• _Exercise brief_
Copy out every record precisely.

(Data items)
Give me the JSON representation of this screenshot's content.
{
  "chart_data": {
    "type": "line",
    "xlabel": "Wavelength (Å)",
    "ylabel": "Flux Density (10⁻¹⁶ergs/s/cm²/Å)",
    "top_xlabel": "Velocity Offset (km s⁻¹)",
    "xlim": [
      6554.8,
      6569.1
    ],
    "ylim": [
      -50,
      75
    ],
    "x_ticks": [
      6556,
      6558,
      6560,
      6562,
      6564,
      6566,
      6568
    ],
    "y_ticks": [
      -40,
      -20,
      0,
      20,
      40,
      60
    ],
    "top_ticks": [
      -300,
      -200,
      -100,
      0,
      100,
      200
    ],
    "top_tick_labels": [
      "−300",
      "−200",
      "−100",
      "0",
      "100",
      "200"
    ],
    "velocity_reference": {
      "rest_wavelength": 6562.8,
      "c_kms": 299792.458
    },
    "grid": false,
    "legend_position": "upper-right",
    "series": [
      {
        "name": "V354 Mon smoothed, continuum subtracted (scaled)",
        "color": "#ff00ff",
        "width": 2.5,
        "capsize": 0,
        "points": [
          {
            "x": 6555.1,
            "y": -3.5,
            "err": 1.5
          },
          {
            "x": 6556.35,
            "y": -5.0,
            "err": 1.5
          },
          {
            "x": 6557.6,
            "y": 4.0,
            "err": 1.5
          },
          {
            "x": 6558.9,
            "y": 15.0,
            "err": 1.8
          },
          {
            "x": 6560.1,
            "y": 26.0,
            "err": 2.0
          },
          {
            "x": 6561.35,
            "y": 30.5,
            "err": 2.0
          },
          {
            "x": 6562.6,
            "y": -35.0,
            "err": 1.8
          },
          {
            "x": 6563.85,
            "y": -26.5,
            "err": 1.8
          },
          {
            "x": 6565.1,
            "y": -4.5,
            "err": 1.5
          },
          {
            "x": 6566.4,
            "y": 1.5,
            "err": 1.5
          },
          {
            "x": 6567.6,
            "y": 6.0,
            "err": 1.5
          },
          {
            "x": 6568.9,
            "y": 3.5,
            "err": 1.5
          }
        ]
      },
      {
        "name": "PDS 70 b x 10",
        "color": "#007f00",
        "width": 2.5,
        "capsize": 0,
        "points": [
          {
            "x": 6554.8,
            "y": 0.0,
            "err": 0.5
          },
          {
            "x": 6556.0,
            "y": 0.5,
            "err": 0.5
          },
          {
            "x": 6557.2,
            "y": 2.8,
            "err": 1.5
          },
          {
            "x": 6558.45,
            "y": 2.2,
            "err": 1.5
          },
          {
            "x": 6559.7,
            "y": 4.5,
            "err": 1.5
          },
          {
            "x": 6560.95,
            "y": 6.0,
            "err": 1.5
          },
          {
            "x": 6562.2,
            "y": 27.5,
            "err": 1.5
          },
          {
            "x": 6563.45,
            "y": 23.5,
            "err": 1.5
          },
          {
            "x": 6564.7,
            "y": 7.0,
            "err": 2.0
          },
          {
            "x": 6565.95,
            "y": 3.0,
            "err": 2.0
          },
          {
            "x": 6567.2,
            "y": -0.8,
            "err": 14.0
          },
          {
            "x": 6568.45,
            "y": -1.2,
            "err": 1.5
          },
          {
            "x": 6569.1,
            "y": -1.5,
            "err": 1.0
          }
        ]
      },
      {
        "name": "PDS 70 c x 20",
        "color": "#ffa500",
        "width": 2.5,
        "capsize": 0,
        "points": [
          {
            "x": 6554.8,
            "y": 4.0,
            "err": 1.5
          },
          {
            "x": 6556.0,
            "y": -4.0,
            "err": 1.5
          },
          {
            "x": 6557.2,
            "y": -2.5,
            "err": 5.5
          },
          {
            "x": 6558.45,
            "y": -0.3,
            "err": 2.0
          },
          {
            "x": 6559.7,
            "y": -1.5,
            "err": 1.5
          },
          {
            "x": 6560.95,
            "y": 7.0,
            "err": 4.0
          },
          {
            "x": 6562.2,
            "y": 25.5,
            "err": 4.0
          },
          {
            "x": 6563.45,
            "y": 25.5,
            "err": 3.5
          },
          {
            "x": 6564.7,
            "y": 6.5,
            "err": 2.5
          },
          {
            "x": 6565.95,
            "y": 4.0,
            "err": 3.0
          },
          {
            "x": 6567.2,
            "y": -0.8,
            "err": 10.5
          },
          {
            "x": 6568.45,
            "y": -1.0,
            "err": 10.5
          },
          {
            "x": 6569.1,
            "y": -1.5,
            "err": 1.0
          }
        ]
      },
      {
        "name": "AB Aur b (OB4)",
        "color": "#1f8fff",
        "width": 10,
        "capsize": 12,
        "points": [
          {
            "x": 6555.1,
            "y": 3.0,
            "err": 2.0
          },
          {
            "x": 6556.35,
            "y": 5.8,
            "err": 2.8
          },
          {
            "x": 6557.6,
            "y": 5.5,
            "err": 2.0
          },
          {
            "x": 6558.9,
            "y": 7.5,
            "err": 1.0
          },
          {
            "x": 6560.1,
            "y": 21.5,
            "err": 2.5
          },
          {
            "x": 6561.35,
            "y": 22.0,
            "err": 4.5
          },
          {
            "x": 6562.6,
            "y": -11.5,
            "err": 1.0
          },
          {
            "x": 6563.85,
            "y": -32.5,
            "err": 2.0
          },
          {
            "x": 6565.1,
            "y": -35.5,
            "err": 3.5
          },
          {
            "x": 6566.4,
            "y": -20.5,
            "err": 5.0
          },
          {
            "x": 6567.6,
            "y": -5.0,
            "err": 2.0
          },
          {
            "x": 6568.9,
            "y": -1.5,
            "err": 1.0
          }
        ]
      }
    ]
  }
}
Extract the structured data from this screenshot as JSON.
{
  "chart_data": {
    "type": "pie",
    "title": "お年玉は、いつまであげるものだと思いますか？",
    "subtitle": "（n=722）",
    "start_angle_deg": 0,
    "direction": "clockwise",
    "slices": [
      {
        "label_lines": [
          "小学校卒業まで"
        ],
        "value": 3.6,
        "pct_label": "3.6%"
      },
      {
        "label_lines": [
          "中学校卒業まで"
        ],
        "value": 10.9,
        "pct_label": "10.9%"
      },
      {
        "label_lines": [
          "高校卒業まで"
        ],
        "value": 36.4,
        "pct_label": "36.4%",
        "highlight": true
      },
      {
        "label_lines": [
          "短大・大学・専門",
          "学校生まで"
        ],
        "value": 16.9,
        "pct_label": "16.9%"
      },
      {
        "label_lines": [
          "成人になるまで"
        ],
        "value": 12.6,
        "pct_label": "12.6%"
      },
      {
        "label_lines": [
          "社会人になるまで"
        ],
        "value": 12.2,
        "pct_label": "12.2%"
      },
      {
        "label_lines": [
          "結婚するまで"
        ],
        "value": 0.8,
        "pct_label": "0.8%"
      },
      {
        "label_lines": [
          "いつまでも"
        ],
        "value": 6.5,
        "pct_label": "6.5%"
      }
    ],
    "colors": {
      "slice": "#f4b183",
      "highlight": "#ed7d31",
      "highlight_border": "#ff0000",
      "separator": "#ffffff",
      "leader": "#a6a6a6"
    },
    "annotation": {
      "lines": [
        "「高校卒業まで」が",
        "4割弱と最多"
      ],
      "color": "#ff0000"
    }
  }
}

• _Correct result_
Give me the JSON representation of this screenshot's content.
{
  "chart_data": {
    "type": "line",
    "xlabel": "Wavelength (Å)",
    "ylabel": "Flux Density (10⁻¹⁶ergs/s/cm²/Å)",
    "top_xlabel": "Velocity Offset (km s⁻¹)",
    "xlim": [
      6554.8,
      6569.1
    ],
    "ylim": [
      -50,
      75
    ],
    "x_ticks": [
      6556,
      6558,
      6560,
      6562,
      6564,
      6566,
      6568
    ],
    "y_ticks": [
      -40,
      -20,
      0,
      20,
      40,
      60
    ],
    "top_ticks": [
      -300,
      -200,
      -100,
      0,
      100,
      200
    ],
    "top_tick_labels": [
      "−300",
      "−200",
      "−100",
      "0",
      "100",
      "200"
    ],
    "velocity_reference": {
      "rest_wavelength": 6562.8,
      "c_kms": 299792.458
    },
    "grid": false,
    "legend_position": "upper-right",
    "series": [
      {
        "name": "V354 Mon smoothed, continuum subtracted (scaled)",
        "color": "#ff00ff",
        "width": 2.5,
        "capsize": 0,
        "points": [
          {
            "x": 6555.1,
            "y": -3.5,
            "err": 1.5
          },
          {
            "x": 6556.35,
            "y": -5.0,
            "err": 1.5
          },
          {
            "x": 6557.6,
            "y": 4.0,
            "err": 1.5
          },
          {
            "x": 6558.9,
            "y": 15.0,
            "err": 1.8
          },
          {
            "x": 6560.1,
            "y": 26.0,
            "err": 2.0
          },
          {
            "x": 6561.35,
            "y": 30.5,
            "err": 2.0
          },
          {
            "x": 6562.6,
            "y": -35.0,
            "err": 1.8
          },
          {
            "x": 6563.85,
            "y": -26.5,
            "err": 1.8
          },
          {
            "x": 6565.1,
            "y": -4.5,
            "err": 1.5
          },
          {
            "x": 6566.4,
            "y": 1.5,
            "err": 1.5
          },
          {
            "x": 6567.6,
            "y": 6.0,
            "err": 1.5
          },
          {
            "x": 6568.9,
            "y": 3.5,
            "err": 1.5
          }
        ]
      },
      {
        "name": "PDS 70 b x 10",
        "color": "#007f00",
        "width": 2.5,
        "capsize": 0,
        "points": [
          {
            "x": 6554.8,
            "y": 0.0,
            "err": 0.5
          },
          {
            "x": 6556.0,
            "y": 0.5,
            "err": 0.5
          },
          {
            "x": 6557.2,
            "y": 2.8,
            "err": 1.5
          },
          {
            "x": 6558.45,
            "y": 2.2,
            "err": 1.5
          },
          {
            "x": 6559.7,
            "y": 4.5,
            "err": 1.5
          },
          {
            "x": 6560.95,
            "y": 6.0,
            "err": 1.5
          },
          {
            "x": 6562.2,
            "y": 27.5,
            "err": 1.5
          },
          {
            "x": 6563.45,
            "y": 23.5,
            "err": 1.5
          },
          {
            "x": 6564.7,
            "y": 7.0,
            "err": 2.0
          },
          {
            "x": 6565.95,
            "y": 3.0,
            "err": 2.0
          },
          {
            "x": 6567.2,
            "y": -0.8,
            "err": 14.0
          },
          {
            "x": 6568.45,
            "y": -1.2,
            "err": 1.5
          },
          {
            "x": 6569.1,
            "y": -1.5,
            "err": 1.0
          }
        ]
      },
      {
        "name": "PDS 70 c x 20",
        "color": "#ffa500",
        "width": 2.5,
        "capsize": 0,
        "points": [
          {
            "x": 6554.8,
            "y": 4.0,
            "err": 1.5
          },
          {
            "x": 6556.0,
            "y": -4.0,
            "err": 1.5
          },
          {
            "x": 6557.2,
            "y": -2.5,
            "err": 5.5
          },
          {
            "x": 6558.45,
            "y": -0.3,
            "err": 2.0
          },
          {
            "x": 6559.7,
            "y": -1.5,
            "err": 1.5
          },
          {
            "x": 6560.95,
            "y": 7.0,
            "err": 4.0
          },
          {
            "x": 6562.2,
            "y": 25.5,
            "err": 4.0
          },
          {
            "x": 6563.45,
            "y": 25.5,
            "err": 3.5
          },
          {
            "x": 6564.7,
            "y": 6.5,
            "err": 2.5
          },
          {
            "x": 6565.95,
            "y": 4.0,
            "err": 3.0
          },
          {
            "x": 6567.2,
            "y": -0.8,
            "err": 10.5
          },
          {
            "x": 6568.45,
            "y": -1.0,
            "err": 10.5
          },
          {
            "x": 6569.1,
            "y": -1.5,
            "err": 1.0
          }
        ]
      },
      {
        "name": "AB Aur b (OB4)",
        "color": "#1f8fff",
        "width": 10,
        "capsize": 12,
        "points": [
          {
            "x": 6555.1,
            "y": 3.0,
            "err": 2.0
          },
          {
            "x": 6556.35,
            "y": 5.8,
            "err": 2.8
          },
          {
            "x": 6557.6,
            "y": 5.5,
            "err": 2.0
          },
          {
            "x": 6558.9,
            "y": 7.5,
            "err": 1.0
          },
          {
            "x": 6560.1,
            "y": 21.5,
            "err": 2.5
          },
          {
            "x": 6561.35,
            "y": 22.0,
            "err": 4.5
          },
          {
            "x": 6562.6,
            "y": -11.5,
            "err": 1.0
          },
          {
            "x": 6563.85,
            "y": -32.5,
            "err": 2.0
          },
          {
            "x": 6565.1,
            "y": -35.5,
            "err": 3.5
          },
          {
            "x": 6566.4,
            "y": -20.5,
            "err": 5.0
          },
          {
            "x": 6567.6,
            "y": -5.0,
            "err": 2.0
          },
          {
            "x": 6568.9,
            "y": -1.5,
            "err": 1.0
          }
        ]
      }
    ]
  }
}
Extract the structured data from this screenshot as JSON.
{
  "chart_data": {
    "type": "pie",
    "title": "お年玉は、いつまであげるものだと思いますか？",
    "subtitle": "（n=722）",
    "start_angle_deg": 0,
    "direction": "clockwise",
    "slices": [
      {
        "label_lines": [
          "小学校卒業まで"
        ],
        "value": 3.6,
        "pct_label": "3.6%"
      },
      {
        "label_lines": [
          "中学校卒業まで"
        ],
        "value": 10.9,
        "pct_label": "10.9%"
      },
      {
        "label_lines": [
          "高校卒業まで"
        ],
        "value": 36.4,
        "pct_label": "36.4%",
        "highlight": true
      },
      {
        "label_lines": [
          "短大・大学・専門",
          "学校生まで"
        ],
        "value": 16.9,
        "pct_label": "16.9%"
      },
      {
        "label_lines": [
          "成人になるまで"
        ],
        "value": 12.6,
        "pct_label": "12.6%"
      },
      {
        "label_lines": [
          "社会人になるまで"
        ],
        "value": 12.2,
        "pct_label": "12.2%"
      },
      {
        "label_lines": [
          "結婚するまで"
        ],
        "value": 0.8,
        "pct_label": "0.8%"
      },
      {
        "label_lines": [
          "いつまでも"
        ],
        "value": 6.5,
        "pct_label": "6.5%"
      }
    ],
    "colors": {
      "slice": "#f4b183",
      "highlight": "#ed7d31",
      "highlight_border": "#ff0000",
      "separator": "#ffffff",
      "leader": "#a6a6a6"
    },
    "annotation": {
      "lines": [
        "「高校卒業まで」が",
        "4割弱と最多"
      ],
      "color": "#ff0000"
    }
  }
}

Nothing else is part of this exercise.